» **WHAT IS NEEDED**: Each entry must appear again exactly as it does in the source.

» **EXERCISE INPUTS**:

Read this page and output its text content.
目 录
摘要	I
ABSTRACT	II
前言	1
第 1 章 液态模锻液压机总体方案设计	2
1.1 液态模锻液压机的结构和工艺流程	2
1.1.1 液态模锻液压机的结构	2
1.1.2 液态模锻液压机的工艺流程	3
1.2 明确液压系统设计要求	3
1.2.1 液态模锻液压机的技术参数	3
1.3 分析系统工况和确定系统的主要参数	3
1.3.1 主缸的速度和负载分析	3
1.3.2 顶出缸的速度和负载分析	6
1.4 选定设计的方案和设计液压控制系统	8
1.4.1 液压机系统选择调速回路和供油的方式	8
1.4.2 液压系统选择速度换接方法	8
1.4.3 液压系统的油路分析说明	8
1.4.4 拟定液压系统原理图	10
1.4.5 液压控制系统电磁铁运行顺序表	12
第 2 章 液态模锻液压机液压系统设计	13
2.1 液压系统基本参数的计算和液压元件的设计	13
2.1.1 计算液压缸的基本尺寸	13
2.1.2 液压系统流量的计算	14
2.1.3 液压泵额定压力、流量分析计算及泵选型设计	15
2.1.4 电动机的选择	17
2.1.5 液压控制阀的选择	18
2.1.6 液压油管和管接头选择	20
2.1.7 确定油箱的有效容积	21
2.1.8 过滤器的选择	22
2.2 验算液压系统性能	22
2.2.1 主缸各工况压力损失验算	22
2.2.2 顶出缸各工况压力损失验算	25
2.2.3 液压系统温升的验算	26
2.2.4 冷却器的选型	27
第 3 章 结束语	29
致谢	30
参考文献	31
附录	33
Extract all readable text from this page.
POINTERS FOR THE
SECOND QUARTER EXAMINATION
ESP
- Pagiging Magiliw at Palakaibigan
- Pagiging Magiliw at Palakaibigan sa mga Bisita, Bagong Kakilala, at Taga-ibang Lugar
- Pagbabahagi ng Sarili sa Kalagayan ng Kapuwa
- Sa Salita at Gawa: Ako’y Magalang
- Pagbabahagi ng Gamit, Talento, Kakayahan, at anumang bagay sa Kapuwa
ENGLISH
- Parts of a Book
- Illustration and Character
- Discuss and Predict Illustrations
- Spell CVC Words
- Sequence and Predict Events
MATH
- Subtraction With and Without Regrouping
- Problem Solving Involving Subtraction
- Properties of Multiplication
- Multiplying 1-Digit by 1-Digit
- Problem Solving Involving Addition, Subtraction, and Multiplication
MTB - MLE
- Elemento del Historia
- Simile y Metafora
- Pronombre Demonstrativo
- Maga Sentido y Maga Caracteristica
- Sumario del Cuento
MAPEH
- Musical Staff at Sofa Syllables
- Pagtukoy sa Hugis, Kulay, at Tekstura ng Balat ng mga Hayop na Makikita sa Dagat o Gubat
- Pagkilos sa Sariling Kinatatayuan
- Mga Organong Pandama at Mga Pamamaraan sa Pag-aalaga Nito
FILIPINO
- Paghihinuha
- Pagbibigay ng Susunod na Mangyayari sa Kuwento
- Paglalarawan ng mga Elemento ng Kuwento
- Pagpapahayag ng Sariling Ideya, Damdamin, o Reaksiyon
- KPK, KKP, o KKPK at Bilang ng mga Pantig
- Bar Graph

» **TASK SOLUTION**:
Read this page and output its text content.
目 录
摘要	I
ABSTRACT	II
前言	1
第 1 章 液态模锻液压机总体方案设计	2
1.1 液态模锻液压机的结构和工艺流程	2
1.1.1 液态模锻液压机的结构	2
1.1.2 液态模锻液压机的工艺流程	3
1.2 明确液压系统设计要求	3
1.2.1 液态模锻液压机的技术参数	3
1.3 分析系统工况和确定系统的主要参数	3
1.3.1 主缸的速度和负载分析	3
1.3.2 顶出缸的速度和负载分析	6
1.4 选定设计的方案和设计液压控制系统	8
1.4.1 液压机系统选择调速回路和供油的方式	8
1.4.2 液压系统选择速度换接方法	8
1.4.3 液压系统的油路分析说明	8
1.4.4 拟定液压系统原理图	10
1.4.5 液压控制系统电磁铁运行顺序表	12
第 2 章 液态模锻液压机液压系统设计	13
2.1 液压系统基本参数的计算和液压元件的设计	13
2.1.1 计算液压缸的基本尺寸	13
2.1.2 液压系统流量的计算	14
2.1.3 液压泵额定压力、流量分析计算及泵选型设计	15
2.1.4 电动机的选择	17
2.1.5 液压控制阀的选择	18
2.1.6 液压油管和管接头选择	20
2.1.7 确定油箱的有效容积	21
2.1.8 过滤器的选择	22
2.2 验算液压系统性能	22
2.2.1 主缸各工况压力损失验算	22
2.2.2 顶出缸各工况压力损失验算	25
2.2.3 液压系统温升的验算	26
2.2.4 冷却器的选型	27
第 3 章 结束语	29
致谢	30
参考文献	31
附录	33
Extract all readable text from this page.
POINTERS FOR THE
SECOND QUARTER EXAMINATION
ESP
- Pagiging Magiliw at Palakaibigan
- Pagiging Magiliw at Palakaibigan sa mga Bisita, Bagong Kakilala, at Taga-ibang Lugar
- Pagbabahagi ng Sarili sa Kalagayan ng Kapuwa
- Sa Salita at Gawa: Ako’y Magalang
- Pagbabahagi ng Gamit, Talento, Kakayahan, at anumang bagay sa Kapuwa
ENGLISH
- Parts of a Book
- Illustration and Character
- Discuss and Predict Illustrations
- Spell CVC Words
- Sequence and Predict Events
MATH
- Subtraction With and Without Regrouping
- Problem Solving Involving Subtraction
- Properties of Multiplication
- Multiplying 1-Digit by 1-Digit
- Problem Solving Involving Addition, Subtraction, and Multiplication
MTB - MLE
- Elemento del Historia
- Simile y Metafora
- Pronombre Demonstrativo
- Maga Sentido y Maga Caracteristica
- Sumario del Cuento
MAPEH
- Musical Staff at Sofa Syllables
- Pagtukoy sa Hugis, Kulay, at Tekstura ng Balat ng mga Hayop na Makikita sa Dagat o Gubat
- Pagkilos sa Sariling Kinatatayuan
- Mga Organong Pandama at Mga Pamamaraan sa Pag-aalaga Nito
FILIPINO
- Paghihinuha
- Pagbibigay ng Susunod na Mangyayari sa Kuwento
- Paglalarawan ng mga Elemento ng Kuwento
- Pagpapahayag ng Sariling Ideya, Damdamin, o Reaksiyon
- KPK, KKP, o KKPK at Bilang ng mga Pantig
- Bar Graph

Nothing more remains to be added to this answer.